REQUIRED WORK ::
Leave out the pictures and reproduce all of the data exactly.

#### DATASET RECORDS ####

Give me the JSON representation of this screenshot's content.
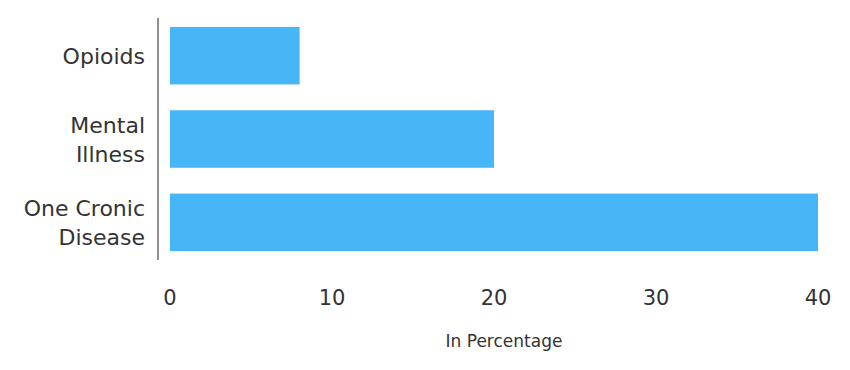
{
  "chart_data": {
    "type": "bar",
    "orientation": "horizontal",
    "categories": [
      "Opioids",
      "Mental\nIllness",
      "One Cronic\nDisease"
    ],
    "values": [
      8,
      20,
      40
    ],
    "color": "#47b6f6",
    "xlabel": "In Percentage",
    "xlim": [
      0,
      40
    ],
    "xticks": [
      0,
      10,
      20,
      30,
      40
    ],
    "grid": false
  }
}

####

ANSWER TO THE TASK ::
Give me the JSON representation of this screenshot's content.
{
  "chart_data": {
    "type": "bar",
    "orientation": "horizontal",
    "categories": [
      "Opioids",
      "Mental\nIllness",
      "One Cronic\nDisease"
    ],
    "values": [
      8,
      20,
      40
    ],
    "color": "#47b6f6",
    "xlabel": "In Percentage",
    "xlim": [
      0,
      40
    ],
    "xticks": [
      0,
      10,
      20,
      30,
      40
    ],
    "grid": false
  }
}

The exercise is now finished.